(Stored records)

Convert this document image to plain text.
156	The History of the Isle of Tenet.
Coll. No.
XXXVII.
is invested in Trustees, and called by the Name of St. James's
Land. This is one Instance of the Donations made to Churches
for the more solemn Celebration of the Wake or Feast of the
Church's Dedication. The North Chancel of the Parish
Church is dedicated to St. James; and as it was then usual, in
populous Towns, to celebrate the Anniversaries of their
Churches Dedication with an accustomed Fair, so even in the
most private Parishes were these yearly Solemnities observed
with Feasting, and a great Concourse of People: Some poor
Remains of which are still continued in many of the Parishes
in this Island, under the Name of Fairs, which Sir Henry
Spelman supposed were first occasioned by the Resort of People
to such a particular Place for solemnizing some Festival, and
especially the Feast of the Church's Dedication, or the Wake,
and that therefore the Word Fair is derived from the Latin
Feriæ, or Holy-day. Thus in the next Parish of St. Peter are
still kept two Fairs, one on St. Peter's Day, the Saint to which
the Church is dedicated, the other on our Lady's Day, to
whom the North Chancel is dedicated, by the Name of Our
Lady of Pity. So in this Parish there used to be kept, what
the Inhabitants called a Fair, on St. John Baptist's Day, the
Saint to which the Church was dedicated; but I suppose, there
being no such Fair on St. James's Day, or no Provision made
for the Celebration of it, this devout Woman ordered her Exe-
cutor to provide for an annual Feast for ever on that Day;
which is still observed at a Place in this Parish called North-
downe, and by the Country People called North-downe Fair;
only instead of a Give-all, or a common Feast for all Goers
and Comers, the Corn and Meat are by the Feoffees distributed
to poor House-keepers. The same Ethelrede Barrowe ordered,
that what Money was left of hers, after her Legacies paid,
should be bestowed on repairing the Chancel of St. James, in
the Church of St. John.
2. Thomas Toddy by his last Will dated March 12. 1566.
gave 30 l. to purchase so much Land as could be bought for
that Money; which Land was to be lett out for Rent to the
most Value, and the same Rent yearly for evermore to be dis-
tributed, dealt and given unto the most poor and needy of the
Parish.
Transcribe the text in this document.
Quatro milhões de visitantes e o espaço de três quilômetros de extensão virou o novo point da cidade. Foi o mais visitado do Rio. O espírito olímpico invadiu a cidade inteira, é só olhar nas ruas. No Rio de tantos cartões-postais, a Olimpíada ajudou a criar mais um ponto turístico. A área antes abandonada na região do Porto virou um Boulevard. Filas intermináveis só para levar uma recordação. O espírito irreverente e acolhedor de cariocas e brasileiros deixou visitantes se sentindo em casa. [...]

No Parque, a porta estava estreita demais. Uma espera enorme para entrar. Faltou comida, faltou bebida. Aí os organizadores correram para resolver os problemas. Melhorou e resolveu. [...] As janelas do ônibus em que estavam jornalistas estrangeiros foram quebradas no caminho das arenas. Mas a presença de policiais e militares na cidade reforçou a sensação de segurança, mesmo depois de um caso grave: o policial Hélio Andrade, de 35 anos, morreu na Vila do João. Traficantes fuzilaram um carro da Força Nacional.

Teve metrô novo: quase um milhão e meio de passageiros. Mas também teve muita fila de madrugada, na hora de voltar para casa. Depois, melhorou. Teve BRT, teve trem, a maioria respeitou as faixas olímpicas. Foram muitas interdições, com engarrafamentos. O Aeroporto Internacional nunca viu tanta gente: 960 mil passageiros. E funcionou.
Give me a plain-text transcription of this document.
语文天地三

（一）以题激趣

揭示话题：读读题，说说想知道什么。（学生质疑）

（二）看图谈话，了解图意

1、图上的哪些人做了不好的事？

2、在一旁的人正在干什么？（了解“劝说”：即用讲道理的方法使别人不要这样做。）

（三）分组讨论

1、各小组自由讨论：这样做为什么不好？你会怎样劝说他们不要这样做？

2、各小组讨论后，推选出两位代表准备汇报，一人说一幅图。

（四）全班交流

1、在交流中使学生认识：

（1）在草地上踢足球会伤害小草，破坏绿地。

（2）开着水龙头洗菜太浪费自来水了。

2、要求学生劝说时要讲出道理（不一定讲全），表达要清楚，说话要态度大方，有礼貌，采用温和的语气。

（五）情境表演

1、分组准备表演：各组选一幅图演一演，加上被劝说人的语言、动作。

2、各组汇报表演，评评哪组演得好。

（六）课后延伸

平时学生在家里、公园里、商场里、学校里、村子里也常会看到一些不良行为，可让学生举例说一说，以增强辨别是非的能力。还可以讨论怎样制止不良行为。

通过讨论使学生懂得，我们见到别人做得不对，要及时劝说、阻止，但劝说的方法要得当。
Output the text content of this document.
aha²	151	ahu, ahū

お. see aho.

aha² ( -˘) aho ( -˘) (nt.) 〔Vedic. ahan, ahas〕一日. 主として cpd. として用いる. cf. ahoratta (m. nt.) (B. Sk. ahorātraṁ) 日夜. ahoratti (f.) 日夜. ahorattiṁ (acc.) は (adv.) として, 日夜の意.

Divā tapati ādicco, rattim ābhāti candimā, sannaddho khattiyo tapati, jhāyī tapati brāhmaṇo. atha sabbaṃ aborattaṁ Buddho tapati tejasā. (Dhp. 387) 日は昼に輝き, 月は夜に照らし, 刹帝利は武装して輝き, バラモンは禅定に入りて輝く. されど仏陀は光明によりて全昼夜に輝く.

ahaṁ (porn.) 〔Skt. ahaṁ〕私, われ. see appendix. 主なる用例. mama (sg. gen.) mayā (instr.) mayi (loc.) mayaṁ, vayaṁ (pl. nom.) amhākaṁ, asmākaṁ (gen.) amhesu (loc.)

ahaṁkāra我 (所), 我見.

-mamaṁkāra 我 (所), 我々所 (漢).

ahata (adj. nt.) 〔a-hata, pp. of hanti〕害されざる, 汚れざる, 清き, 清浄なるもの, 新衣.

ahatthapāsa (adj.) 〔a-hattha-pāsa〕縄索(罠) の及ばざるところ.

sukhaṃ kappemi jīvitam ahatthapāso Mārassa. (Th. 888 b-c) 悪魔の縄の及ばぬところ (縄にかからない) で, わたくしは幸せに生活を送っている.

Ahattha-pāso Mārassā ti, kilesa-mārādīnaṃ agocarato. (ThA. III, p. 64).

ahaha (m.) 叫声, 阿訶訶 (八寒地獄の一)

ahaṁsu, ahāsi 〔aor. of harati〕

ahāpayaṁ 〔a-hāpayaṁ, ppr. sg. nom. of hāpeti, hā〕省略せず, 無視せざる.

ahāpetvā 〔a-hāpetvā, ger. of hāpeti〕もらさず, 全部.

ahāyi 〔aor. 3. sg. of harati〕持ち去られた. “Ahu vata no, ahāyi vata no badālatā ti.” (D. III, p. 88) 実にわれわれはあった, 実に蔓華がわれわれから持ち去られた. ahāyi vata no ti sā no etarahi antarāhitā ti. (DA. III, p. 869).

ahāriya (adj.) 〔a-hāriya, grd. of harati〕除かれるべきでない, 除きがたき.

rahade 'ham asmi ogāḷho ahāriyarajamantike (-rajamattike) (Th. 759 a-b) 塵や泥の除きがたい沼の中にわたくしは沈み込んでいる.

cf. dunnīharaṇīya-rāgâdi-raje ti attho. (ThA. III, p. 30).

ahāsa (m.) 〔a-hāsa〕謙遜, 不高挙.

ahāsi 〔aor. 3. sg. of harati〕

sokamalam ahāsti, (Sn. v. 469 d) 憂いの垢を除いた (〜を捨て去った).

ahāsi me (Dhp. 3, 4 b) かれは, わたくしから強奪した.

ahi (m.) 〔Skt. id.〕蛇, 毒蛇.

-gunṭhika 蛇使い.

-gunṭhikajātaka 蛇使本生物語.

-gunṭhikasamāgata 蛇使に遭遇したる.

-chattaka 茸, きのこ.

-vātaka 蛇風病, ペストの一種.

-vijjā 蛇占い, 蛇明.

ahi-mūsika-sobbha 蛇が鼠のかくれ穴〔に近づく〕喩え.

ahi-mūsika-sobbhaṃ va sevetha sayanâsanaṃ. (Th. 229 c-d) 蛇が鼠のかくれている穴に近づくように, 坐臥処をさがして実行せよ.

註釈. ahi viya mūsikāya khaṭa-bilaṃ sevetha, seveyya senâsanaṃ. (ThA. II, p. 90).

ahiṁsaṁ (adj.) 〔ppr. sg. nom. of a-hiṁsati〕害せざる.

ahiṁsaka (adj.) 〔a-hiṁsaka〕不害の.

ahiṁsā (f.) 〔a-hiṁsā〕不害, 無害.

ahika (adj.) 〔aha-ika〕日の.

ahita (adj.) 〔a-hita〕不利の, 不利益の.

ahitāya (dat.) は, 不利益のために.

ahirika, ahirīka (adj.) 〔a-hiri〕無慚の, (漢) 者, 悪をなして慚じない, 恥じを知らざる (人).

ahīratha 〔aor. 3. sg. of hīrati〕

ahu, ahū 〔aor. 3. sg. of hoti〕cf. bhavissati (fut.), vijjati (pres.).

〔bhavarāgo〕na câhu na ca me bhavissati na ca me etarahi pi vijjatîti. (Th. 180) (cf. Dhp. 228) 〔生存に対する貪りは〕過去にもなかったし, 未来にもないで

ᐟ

▸ Requirement: Show the lines of the records that contain the word "mūsika".

▸ Solution for this task:
ahi-mūsika-sobbha 蛇が鼠のかくれ穴〔に近づく〕喩え.
ahi-mūsika-sobbhaṃ va sevetha sayanâsanaṃ. (Th. 229 c-d) 蛇が鼠のかくれている穴に近づくように, 坐臥処をさがして実行せよ.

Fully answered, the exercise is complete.